What the task asks – Exactly as written, please set down all of the entries again, with no pictures.

[Stored data]
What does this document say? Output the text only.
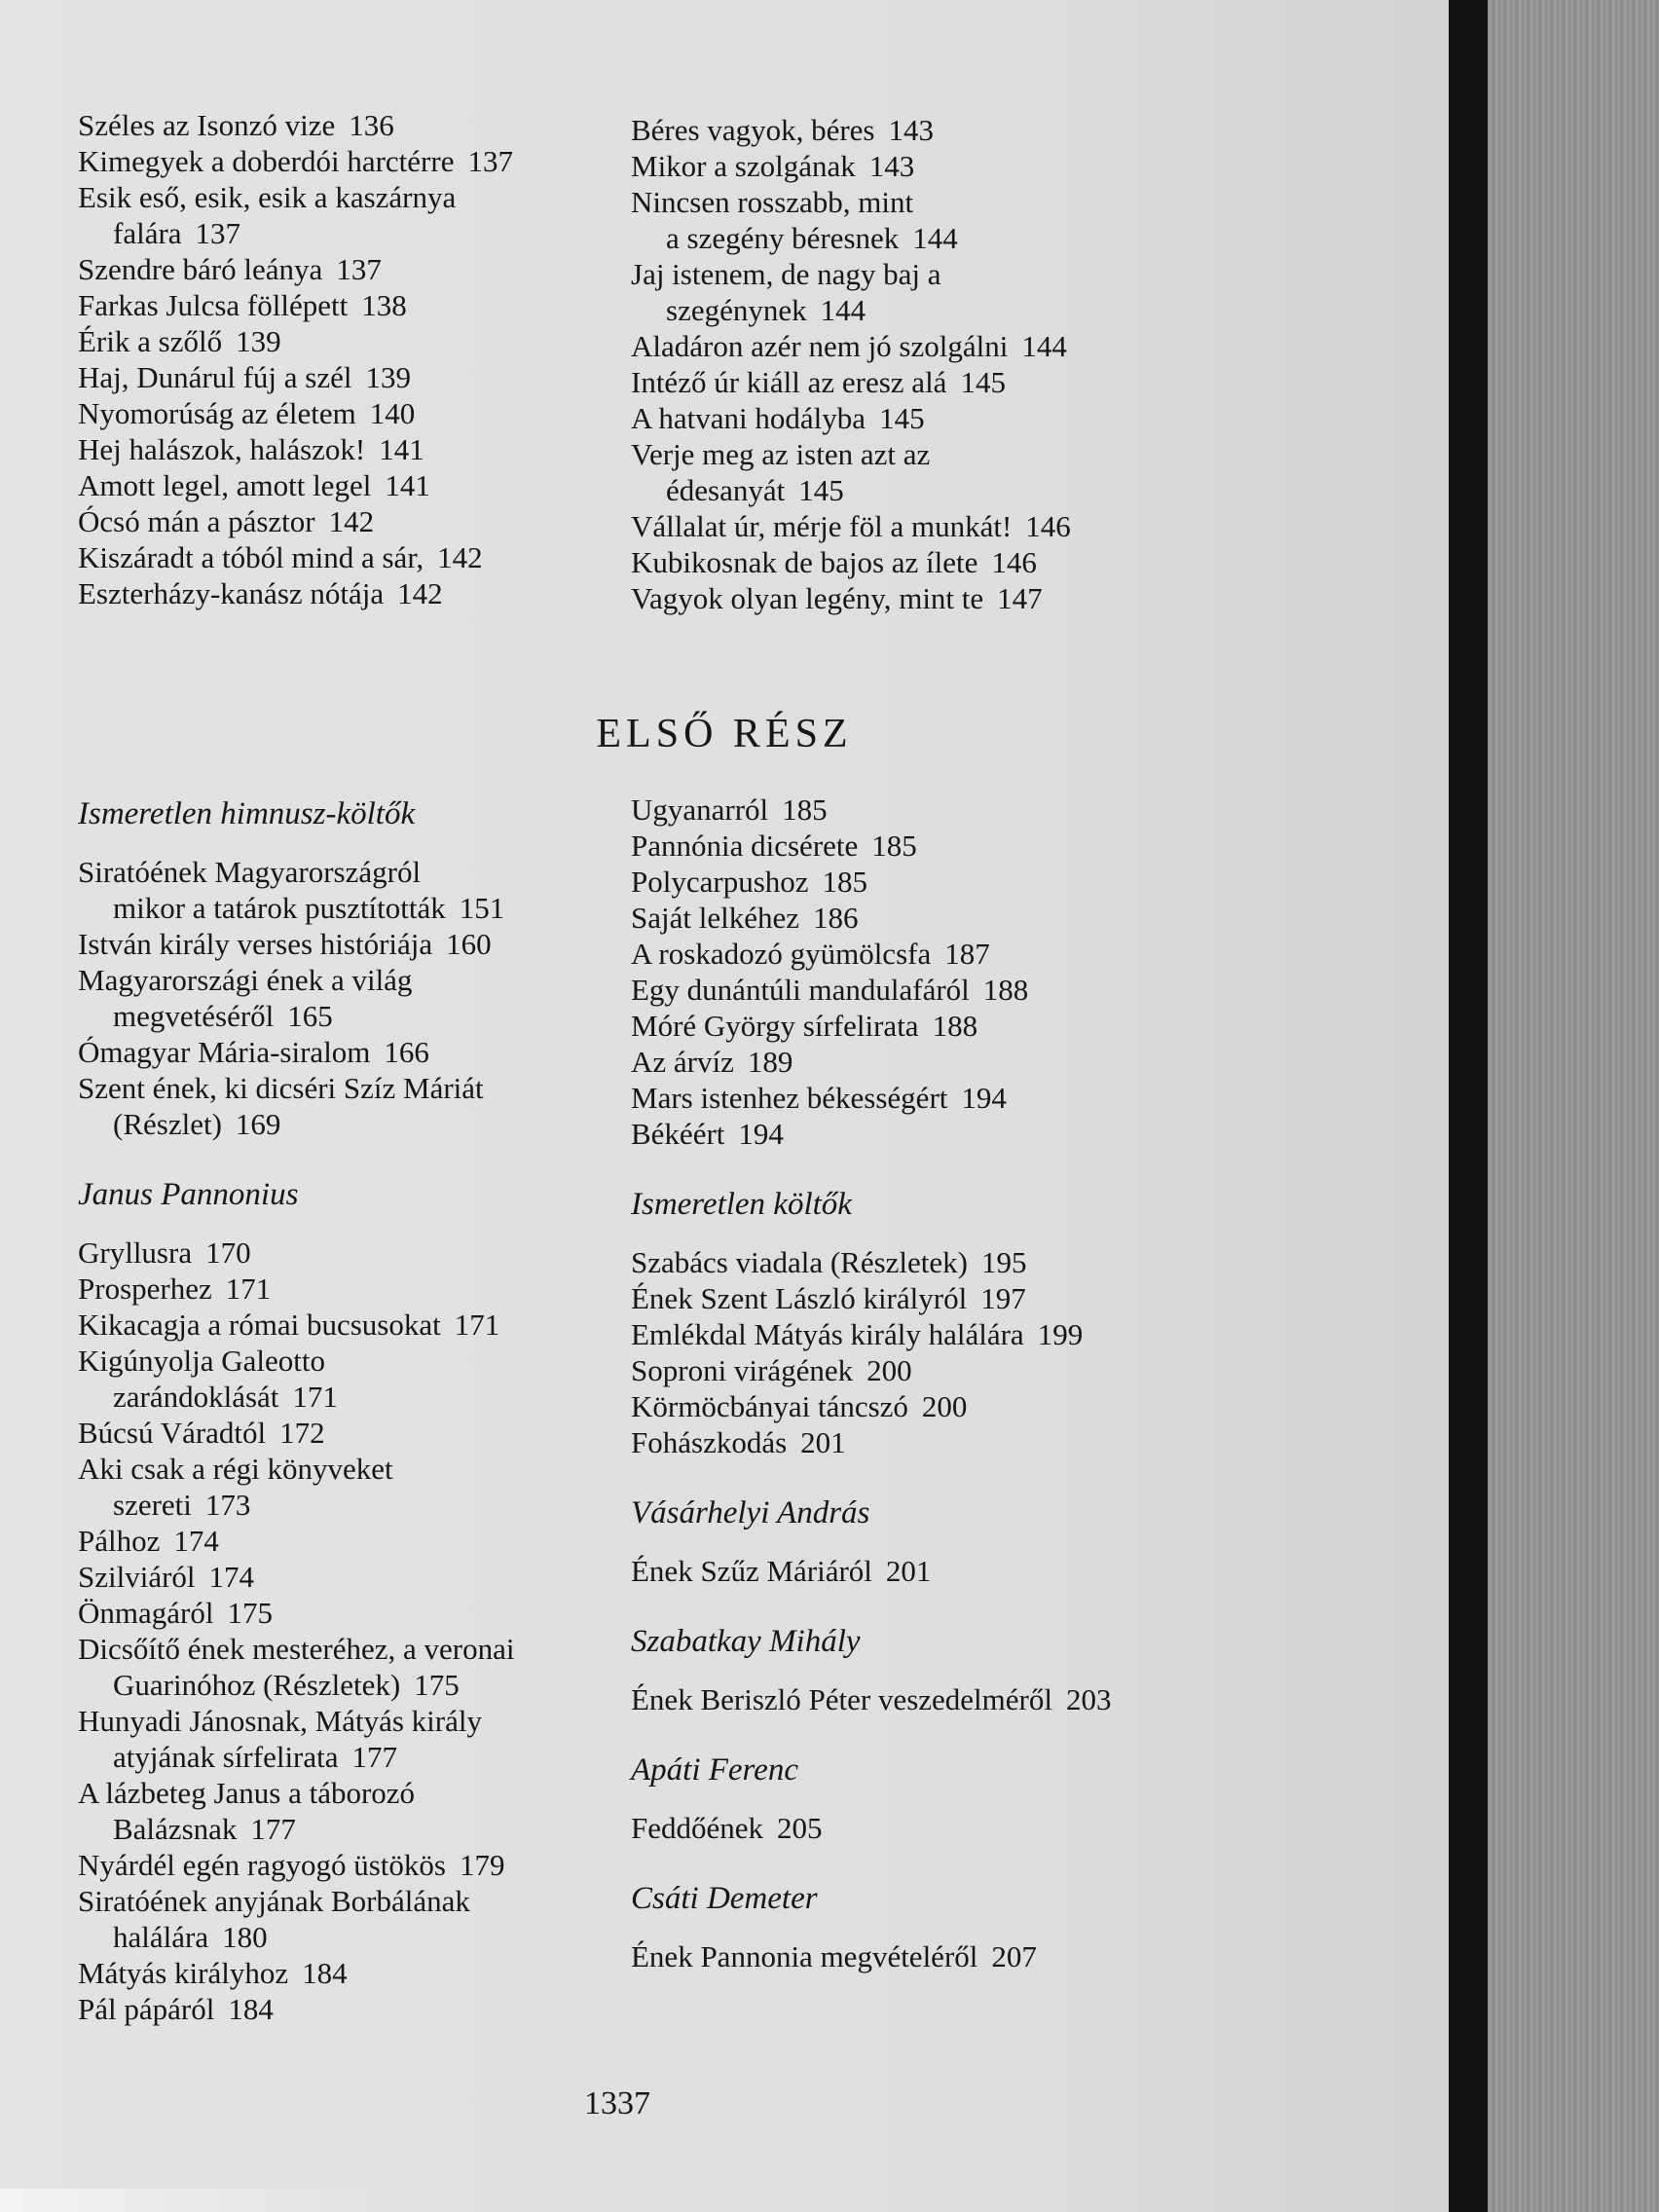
Széles az Isonzó vize 136
Kimegyek a doberdói harctérre 137
Esik eső, esik, esik a kaszárnya
falára 137
Szendre báró leánya 137
Farkas Julcsa föllépett 138
Érik a szőlő 139
Haj, Dunárul fúj a szél 139
Nyomorúság az életem 140
Hej halászok, halászok! 141
Amott legel, amott legel 141
Ócsó mán a pásztor 142
Kiszáradt a tóból mind a sár, 142
Eszterházy-kanász nótája 142
Béres vagyok, béres 143
Mikor a szolgának 143
Nincsen rosszabb, mint
a szegény béresnek 144
Jaj istenem, de nagy baj a
szegénynek 144
Aladáron azér nem jó szolgálni 144
Intéző úr kiáll az eresz alá 145
A hatvani hodályba 145
Verje meg az isten azt az
édesanyát 145
Vállalat úr, mérje föl a munkát! 146
Kubikosnak de bajos az ílete 146
Vagyok olyan legény, mint te 147
ELSŐ RÉSZ
Ismeretlen himnusz-költők
Siratóének Magyarországról
mikor a tatárok pusztították 151
István király verses históriája 160
Magyarországi ének a világ
megvetéséről 165
Ómagyar Mária-siralom 166
Szent ének, ki dicséri Szíz Máriát
(Részlet) 169
Janus Pannonius
Gryllusra 170
Prosperhez 171
Kikacagja a római bucsusokat 171
Kigúnyolja Galeotto
zarándoklását 171
Búcsú Váradtól 172
Aki csak a régi könyveket
szereti 173
Pálhoz 174
Szilviáról 174
Önmagáról 175
Dicsőítő ének mesteréhez, a veronai
Guarinóhoz (Részletek) 175
Hunyadi Jánosnak, Mátyás király
atyjának sírfelirata 177
A lázbeteg Janus a táborozó
Balázsnak 177
Nyárdél egén ragyogó üstökös 179
Siratóének anyjának Borbálának
halálára 180
Mátyás királyhoz 184
Pál pápáról 184
Ugyanarról 185
Pannónia dicsérete 185
Polycarpushoz 185
Saját lelkéhez 186
A roskadozó gyümölcsfa 187
Egy dunántúli mandulafáról 188
Móré György sírfelirata 188
Az árvíz 189
Mars istenhez békességért 194
Békéért 194
Ismeretlen költők
Szabács viadala (Részletek) 195
Ének Szent László királyról 197
Emlékdal Mátyás király halálára 199
Soproni virágének 200
Körmöcbányai táncszó 200
Fohászkodás 201
Vásárhelyi András
Ének Szűz Máriáról 201
Szabatkay Mihály
Ének Beriszló Péter veszedelméről 203
Apáti Ferenc
Feddőének 205
Csáti Demeter
Ének Pannonia megvételéről 207
1337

Answer to the task –
What does this document say? Output the text only.
Széles az Isonzó vize 136
Kimegyek a doberdói harctérre 137
Esik eső, esik, esik a kaszárnya
falára 137
Szendre báró leánya 137
Farkas Julcsa föllépett 138
Érik a szőlő 139
Haj, Dunárul fúj a szél 139
Nyomorúság az életem 140
Hej halászok, halászok! 141
Amott legel, amott legel 141
Ócsó mán a pásztor 142
Kiszáradt a tóból mind a sár, 142
Eszterházy-kanász nótája 142
Béres vagyok, béres 143
Mikor a szolgának 143
Nincsen rosszabb, mint
a szegény béresnek 144
Jaj istenem, de nagy baj a
szegénynek 144
Aladáron azér nem jó szolgálni 144
Intéző úr kiáll az eresz alá 145
A hatvani hodályba 145
Verje meg az isten azt az
édesanyát 145
Vállalat úr, mérje föl a munkát! 146
Kubikosnak de bajos az ílete 146
Vagyok olyan legény, mint te 147
ELSŐ RÉSZ
Ismeretlen himnusz-költők
Siratóének Magyarországról
mikor a tatárok pusztították 151
István király verses históriája 160
Magyarországi ének a világ
megvetéséről 165
Ómagyar Mária-siralom 166
Szent ének, ki dicséri Szíz Máriát
(Részlet) 169
Janus Pannonius
Gryllusra 170
Prosperhez 171
Kikacagja a római bucsusokat 171
Kigúnyolja Galeotto
zarándoklását 171
Búcsú Váradtól 172
Aki csak a régi könyveket
szereti 173
Pálhoz 174
Szilviáról 174
Önmagáról 175
Dicsőítő ének mesteréhez, a veronai
Guarinóhoz (Részletek) 175
Hunyadi Jánosnak, Mátyás király
atyjának sírfelirata 177
A lázbeteg Janus a táborozó
Balázsnak 177
Nyárdél egén ragyogó üstökös 179
Siratóének anyjának Borbálának
halálára 180
Mátyás királyhoz 184
Pál pápáról 184
Ugyanarról 185
Pannónia dicsérete 185
Polycarpushoz 185
Saját lelkéhez 186
A roskadozó gyümölcsfa 187
Egy dunántúli mandulafáról 188
Móré György sírfelirata 188
Az árvíz 189
Mars istenhez békességért 194
Békéért 194
Ismeretlen költők
Szabács viadala (Részletek) 195
Ének Szent László királyról 197
Emlékdal Mátyás király halálára 199
Soproni virágének 200
Körmöcbányai táncszó 200
Fohászkodás 201
Vásárhelyi András
Ének Szűz Máriáról 201
Szabatkay Mihály
Ének Beriszló Péter veszedelméről 203
Apáti Ferenc
Feddőének 205
Csáti Demeter
Ének Pannonia megvételéről 207
1337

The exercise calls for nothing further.